### TASK BRIEF:
Answer with nothing but a number: how many lines include the word "color"?

[Data listing]
============================================================

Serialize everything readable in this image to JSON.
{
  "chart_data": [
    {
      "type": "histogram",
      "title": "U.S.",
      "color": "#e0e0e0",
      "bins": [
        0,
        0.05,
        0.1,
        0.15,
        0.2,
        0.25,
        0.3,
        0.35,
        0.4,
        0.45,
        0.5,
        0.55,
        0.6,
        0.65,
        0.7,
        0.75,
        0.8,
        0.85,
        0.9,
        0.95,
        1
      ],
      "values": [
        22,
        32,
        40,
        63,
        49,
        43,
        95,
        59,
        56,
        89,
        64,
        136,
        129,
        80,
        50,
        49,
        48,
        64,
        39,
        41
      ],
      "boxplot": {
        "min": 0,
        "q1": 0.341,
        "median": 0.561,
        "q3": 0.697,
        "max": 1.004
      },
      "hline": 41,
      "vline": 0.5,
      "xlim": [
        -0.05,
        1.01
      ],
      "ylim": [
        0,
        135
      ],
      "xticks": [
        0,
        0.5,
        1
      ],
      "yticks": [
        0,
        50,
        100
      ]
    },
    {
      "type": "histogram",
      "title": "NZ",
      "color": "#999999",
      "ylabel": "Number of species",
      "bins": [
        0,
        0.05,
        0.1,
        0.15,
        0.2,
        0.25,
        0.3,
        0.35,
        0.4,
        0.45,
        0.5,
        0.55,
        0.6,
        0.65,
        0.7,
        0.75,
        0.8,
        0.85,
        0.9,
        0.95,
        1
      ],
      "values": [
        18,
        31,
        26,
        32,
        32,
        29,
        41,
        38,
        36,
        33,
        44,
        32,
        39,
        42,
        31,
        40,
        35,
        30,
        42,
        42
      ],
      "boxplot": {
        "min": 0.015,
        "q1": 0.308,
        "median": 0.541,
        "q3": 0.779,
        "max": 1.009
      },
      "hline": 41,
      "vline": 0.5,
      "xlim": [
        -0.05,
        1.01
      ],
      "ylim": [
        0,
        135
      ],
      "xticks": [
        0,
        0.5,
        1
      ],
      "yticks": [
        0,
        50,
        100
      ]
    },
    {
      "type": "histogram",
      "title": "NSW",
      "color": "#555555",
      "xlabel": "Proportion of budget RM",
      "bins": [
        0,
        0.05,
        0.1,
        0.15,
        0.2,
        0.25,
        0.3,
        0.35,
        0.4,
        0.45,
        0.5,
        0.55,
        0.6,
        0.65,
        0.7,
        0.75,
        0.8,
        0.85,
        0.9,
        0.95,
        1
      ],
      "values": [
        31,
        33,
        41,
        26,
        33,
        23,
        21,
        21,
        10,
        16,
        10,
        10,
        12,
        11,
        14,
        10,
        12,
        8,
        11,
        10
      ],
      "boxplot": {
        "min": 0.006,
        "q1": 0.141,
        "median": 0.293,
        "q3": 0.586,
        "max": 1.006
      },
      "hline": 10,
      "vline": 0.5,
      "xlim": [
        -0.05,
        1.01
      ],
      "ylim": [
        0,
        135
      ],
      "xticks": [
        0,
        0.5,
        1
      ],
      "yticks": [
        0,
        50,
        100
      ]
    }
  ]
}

============================================================

### FINAL RESULT:
3